● GIVEN TASK
Each line that holds the word "screenshot" counts once; give the total number of such lines and nothing else.

[Source data]
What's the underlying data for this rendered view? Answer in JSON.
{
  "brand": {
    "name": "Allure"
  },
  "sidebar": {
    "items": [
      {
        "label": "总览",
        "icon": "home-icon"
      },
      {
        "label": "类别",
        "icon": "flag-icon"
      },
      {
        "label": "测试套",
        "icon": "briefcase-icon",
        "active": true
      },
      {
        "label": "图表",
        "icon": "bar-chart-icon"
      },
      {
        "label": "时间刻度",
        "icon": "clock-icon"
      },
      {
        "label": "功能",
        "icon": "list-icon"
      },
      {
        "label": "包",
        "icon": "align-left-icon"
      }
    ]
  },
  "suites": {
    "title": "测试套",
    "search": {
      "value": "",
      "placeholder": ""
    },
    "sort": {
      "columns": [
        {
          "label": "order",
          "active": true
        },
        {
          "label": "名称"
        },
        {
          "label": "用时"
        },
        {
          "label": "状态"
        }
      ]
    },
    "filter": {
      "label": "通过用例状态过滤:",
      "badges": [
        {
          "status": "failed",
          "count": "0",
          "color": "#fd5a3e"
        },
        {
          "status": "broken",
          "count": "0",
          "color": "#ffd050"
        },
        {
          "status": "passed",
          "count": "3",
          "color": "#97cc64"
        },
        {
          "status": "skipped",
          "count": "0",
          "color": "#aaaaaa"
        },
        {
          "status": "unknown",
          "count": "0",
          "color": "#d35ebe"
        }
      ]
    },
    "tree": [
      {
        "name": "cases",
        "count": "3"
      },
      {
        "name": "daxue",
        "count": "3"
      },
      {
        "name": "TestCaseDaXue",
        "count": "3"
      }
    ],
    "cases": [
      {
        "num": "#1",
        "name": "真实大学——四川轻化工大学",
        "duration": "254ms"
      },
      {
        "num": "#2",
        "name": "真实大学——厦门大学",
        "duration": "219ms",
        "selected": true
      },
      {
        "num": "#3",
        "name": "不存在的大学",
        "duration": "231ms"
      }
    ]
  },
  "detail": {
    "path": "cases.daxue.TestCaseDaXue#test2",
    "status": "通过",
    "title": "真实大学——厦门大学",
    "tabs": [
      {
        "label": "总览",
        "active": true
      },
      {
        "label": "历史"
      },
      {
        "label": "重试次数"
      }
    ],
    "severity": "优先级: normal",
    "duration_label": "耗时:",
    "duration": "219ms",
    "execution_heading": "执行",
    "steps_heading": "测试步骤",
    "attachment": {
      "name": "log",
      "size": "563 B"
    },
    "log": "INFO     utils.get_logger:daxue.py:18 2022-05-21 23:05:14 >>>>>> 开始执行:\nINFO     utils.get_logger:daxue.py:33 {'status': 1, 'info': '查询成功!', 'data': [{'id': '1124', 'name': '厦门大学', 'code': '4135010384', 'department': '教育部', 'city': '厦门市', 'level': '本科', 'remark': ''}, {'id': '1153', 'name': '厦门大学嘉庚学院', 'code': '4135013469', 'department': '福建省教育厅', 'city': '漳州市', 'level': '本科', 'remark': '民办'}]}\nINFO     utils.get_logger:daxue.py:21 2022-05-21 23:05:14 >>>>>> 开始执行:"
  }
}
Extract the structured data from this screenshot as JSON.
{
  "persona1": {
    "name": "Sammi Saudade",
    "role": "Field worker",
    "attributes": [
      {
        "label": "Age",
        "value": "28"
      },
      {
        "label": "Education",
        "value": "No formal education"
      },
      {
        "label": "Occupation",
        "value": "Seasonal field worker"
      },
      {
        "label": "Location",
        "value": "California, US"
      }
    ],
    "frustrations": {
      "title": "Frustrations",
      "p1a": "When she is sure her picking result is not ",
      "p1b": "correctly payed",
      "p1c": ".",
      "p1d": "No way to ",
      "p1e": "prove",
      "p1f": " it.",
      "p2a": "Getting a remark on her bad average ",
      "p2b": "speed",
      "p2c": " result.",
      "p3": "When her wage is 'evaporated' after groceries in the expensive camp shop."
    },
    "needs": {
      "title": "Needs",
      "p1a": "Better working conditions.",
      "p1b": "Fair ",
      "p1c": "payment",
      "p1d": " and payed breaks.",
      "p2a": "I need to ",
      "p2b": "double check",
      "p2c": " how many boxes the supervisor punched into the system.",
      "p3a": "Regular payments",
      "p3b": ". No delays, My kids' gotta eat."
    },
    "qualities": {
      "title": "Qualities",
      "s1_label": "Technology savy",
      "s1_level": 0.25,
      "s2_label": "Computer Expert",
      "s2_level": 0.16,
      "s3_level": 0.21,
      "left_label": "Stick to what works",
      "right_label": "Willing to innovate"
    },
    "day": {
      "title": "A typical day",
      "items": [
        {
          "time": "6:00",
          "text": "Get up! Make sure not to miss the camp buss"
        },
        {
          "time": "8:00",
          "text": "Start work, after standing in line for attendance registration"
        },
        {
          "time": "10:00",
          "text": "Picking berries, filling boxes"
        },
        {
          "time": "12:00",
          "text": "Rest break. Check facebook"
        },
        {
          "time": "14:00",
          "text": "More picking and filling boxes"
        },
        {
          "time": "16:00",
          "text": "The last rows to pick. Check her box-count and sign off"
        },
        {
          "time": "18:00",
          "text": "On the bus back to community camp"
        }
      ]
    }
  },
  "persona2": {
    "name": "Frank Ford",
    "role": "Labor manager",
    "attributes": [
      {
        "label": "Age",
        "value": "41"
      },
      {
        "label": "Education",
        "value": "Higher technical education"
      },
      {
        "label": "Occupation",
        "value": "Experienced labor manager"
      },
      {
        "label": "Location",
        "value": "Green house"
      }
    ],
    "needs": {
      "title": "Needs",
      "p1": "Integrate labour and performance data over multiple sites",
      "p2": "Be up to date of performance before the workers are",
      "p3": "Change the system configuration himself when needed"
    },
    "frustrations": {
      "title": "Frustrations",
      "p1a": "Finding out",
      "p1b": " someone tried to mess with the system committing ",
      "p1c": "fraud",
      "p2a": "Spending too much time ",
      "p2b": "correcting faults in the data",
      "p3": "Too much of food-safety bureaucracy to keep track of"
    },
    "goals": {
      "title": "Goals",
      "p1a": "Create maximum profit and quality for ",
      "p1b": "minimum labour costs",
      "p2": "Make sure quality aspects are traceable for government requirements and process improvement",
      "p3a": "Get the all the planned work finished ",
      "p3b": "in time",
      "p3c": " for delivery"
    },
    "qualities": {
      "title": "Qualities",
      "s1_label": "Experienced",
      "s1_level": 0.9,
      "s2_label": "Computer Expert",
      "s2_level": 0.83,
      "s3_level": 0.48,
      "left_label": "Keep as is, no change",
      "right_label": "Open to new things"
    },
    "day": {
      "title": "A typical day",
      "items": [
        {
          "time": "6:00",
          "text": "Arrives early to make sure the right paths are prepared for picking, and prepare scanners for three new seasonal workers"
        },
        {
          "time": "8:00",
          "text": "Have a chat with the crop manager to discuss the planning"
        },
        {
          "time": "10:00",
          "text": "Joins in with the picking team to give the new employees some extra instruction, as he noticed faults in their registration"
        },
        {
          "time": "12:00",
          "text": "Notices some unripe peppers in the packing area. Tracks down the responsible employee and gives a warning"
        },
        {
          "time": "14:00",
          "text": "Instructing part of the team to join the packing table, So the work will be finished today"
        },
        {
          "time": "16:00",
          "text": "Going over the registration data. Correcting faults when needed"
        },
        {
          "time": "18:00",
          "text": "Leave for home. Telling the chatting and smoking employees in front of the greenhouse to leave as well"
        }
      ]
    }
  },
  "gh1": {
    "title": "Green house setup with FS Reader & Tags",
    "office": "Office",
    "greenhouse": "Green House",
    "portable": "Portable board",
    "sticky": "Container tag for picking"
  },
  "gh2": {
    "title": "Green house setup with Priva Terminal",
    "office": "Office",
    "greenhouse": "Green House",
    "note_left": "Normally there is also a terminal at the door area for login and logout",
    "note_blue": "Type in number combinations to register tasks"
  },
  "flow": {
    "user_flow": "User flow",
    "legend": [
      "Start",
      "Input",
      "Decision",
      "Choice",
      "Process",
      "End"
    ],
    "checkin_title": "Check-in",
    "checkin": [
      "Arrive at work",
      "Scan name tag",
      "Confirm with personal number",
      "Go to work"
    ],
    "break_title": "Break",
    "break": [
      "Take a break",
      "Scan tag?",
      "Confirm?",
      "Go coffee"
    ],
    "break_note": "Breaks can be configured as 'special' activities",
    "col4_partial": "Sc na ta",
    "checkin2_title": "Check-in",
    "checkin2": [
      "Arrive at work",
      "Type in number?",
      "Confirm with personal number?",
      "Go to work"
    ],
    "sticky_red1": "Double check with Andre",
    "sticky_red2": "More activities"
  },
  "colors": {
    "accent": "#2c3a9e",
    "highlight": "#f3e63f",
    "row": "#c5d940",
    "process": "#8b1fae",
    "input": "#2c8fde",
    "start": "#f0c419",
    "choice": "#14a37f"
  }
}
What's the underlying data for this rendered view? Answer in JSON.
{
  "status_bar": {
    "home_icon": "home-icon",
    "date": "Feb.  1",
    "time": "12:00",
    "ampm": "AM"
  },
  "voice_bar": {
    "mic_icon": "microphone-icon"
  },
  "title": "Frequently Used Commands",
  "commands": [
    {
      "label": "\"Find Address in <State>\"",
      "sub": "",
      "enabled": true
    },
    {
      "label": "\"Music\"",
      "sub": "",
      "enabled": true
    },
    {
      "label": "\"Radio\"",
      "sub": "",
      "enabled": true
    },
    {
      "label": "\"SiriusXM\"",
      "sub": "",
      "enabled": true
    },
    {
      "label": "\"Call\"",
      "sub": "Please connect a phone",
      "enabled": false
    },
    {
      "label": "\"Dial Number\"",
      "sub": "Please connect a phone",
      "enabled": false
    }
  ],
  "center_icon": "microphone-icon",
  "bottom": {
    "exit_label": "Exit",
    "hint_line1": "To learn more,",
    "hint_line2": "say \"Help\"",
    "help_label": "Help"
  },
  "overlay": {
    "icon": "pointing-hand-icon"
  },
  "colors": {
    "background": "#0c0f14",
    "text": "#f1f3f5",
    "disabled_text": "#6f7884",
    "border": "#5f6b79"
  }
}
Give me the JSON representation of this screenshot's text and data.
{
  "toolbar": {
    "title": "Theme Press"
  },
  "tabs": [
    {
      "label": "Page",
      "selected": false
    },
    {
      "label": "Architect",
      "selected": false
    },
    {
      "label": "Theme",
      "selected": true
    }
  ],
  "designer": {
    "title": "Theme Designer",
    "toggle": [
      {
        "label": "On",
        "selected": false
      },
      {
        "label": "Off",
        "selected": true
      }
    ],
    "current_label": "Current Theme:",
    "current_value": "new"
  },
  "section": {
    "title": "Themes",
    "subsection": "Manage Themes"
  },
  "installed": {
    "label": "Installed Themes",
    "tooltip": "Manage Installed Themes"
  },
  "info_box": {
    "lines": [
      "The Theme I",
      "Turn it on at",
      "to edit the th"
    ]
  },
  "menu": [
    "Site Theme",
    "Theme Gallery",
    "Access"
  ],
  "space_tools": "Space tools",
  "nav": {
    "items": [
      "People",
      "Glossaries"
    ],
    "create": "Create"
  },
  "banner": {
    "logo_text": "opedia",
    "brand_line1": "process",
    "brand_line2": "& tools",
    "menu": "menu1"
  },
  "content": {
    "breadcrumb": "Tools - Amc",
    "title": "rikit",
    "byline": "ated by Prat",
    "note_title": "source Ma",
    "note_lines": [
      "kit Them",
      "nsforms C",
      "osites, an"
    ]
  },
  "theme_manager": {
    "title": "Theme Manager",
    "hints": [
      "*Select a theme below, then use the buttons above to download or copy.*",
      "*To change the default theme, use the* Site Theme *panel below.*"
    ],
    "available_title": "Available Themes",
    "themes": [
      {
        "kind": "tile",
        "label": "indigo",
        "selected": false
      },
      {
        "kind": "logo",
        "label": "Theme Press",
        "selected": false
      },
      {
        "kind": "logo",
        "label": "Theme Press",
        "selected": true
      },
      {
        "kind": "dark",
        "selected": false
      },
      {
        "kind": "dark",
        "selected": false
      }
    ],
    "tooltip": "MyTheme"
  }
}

● THE OUTPUT
2